Instructions for the task:
Extend the forum post about changes to articles of incorporation, picking up directly after its last sentence.

Source text:
/---

Articles of Incorporation Changes

by Seven 26 Replies latest jw friends

  • Seven
    Seven

    I received this via email and I'm posting it here for someone who wishes to remain anonymous .

    I'm not up on legal stuff, but it sure seems to me that this further shows how the WTS is positioning KH properties to be exempt from financial impact due to adverse judicial decisions (eccleciastical privilege, and all that stuff).

    From Septmeber:

    Articles of Incorporation Changes

    Please note that the following two paragraphs are to be included in your charter or articles of incorporation (this may require an amendment to your existing charter or articles of incorporation):

    The property of this Corporation is irrevocably dedicated to religious purposes, and no part of the net earnings or assets of this Corporation shall inure to the benefit of a director, officer, or member of the Corporation or any private individual. No substantial part of the activities of this Corporation shall consist of the carrying out of propaganda or otherwise attempting to influence legislation, nor shall this Corporation participate in, or intervene in (including the publishing or distributing of statements), any political campaign on behalf of (or in opposition to) any candidate for public office. This Corporation is organized exclusively for religious purposes within the meaning of Internal Revenue Code Section 501(c)(3). Notwithstanding any other provisions of these Articles, the Corporation shall not carry on any other activities not permitted to be carried on (1) by a corporation exempt from federal income tax under Section 501(c)(3) of the Internal Revenue Code of 1986 (or the corresponding provision of any future United States tax code) or (2) by a corporation, contributions to which are deductible under Section 170(c)(2) of the Internal Revenue Code of 1986 (or the corresponding provision of any future United States tax code).

\---

Extracted information:
/---

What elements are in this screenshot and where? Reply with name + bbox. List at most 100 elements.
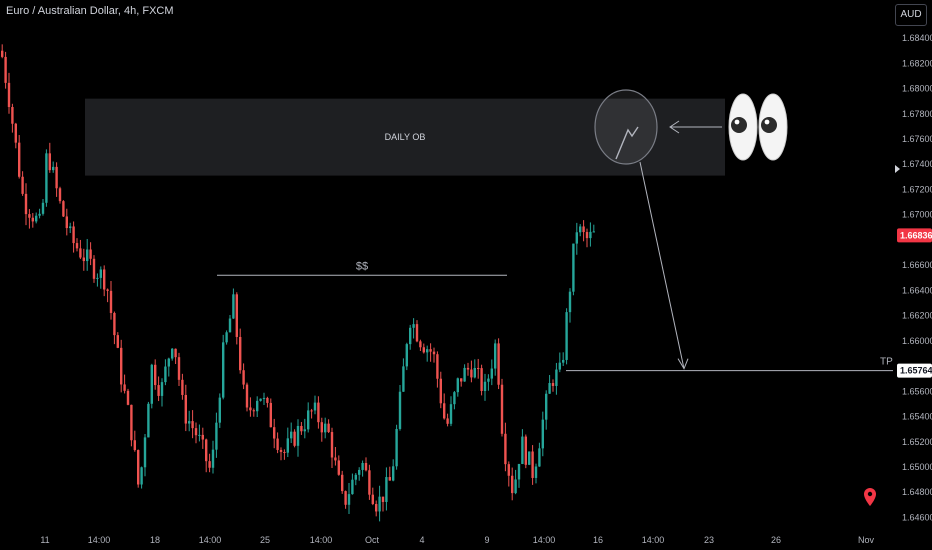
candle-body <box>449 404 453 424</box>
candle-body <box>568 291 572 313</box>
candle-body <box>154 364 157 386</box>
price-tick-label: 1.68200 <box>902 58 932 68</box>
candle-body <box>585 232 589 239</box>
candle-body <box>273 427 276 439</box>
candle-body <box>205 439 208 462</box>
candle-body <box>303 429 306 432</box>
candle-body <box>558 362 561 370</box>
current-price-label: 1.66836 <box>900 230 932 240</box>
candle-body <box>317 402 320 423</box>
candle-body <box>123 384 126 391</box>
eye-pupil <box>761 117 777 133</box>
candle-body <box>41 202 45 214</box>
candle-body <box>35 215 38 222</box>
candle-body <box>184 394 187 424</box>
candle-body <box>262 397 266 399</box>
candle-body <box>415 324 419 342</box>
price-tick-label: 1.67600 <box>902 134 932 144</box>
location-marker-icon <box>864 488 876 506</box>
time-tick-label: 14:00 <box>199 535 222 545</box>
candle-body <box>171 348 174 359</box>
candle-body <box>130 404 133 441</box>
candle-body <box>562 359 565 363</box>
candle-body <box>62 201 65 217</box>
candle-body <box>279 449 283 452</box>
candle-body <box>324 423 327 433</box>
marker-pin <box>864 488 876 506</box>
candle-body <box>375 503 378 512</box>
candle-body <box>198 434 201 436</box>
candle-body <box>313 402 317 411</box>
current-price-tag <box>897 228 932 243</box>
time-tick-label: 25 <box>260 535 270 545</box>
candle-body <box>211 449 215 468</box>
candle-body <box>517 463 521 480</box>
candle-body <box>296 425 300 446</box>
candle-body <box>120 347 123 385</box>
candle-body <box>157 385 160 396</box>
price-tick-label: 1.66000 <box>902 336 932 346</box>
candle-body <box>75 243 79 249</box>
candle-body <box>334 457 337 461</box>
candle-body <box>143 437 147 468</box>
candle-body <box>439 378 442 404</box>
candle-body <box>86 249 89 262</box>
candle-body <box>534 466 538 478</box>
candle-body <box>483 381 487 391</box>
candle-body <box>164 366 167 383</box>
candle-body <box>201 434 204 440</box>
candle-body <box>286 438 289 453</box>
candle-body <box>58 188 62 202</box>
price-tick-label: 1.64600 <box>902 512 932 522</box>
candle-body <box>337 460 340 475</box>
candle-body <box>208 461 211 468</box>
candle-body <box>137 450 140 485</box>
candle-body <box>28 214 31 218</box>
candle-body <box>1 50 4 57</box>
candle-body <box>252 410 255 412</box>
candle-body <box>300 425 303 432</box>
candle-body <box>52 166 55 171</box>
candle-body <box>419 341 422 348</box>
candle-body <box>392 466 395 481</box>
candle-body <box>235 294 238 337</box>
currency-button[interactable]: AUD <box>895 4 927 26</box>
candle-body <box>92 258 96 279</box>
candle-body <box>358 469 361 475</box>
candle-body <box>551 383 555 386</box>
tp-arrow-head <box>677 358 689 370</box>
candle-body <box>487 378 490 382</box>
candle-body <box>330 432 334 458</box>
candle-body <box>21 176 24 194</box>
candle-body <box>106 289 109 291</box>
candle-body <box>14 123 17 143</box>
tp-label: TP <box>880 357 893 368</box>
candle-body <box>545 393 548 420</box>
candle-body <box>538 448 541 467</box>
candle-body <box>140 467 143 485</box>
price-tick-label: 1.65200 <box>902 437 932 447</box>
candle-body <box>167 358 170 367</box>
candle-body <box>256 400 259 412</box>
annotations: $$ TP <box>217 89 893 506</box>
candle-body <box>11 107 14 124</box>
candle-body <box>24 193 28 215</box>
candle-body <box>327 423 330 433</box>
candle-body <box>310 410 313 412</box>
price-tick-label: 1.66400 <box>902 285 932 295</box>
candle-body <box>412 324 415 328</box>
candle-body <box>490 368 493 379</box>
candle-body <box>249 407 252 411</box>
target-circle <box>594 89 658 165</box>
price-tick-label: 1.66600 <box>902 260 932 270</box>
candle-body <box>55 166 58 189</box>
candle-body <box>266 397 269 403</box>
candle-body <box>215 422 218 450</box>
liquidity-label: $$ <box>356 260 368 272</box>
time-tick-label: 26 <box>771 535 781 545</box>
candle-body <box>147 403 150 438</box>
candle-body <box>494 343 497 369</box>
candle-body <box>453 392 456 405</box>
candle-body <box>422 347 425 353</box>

\---

Answer for the task:
    Upon the winding up and dissolution of this Corporation, after paying or adequately providing for debts and obligations of the Corporation, the remaining assets shall be distributed to Watchtower Bible and Tract Society of New York, Inc. No assets will be deemed to be received by Watchtower Bible and Tract Society of New York, Inc., until such acceptance is evidenced in writing. If Watchtower Bible and Tract Society of New York, Inc., is not then in existence and exempt under Section 501(c)(3) of the Internal Revenue Code of 1986 (or the corresponding provision of any future United States tax code), then said assets shall be distributed to any organization designated by the ecclesiastical Governing Body of Jehovah?s Witnesses that is organized and operated for religious purposes and is a corporation exempt from federal income tax under Section 501(c)(3) of the Internal Revenue Code of 1986 (or the corresponding section of any future United States tax code).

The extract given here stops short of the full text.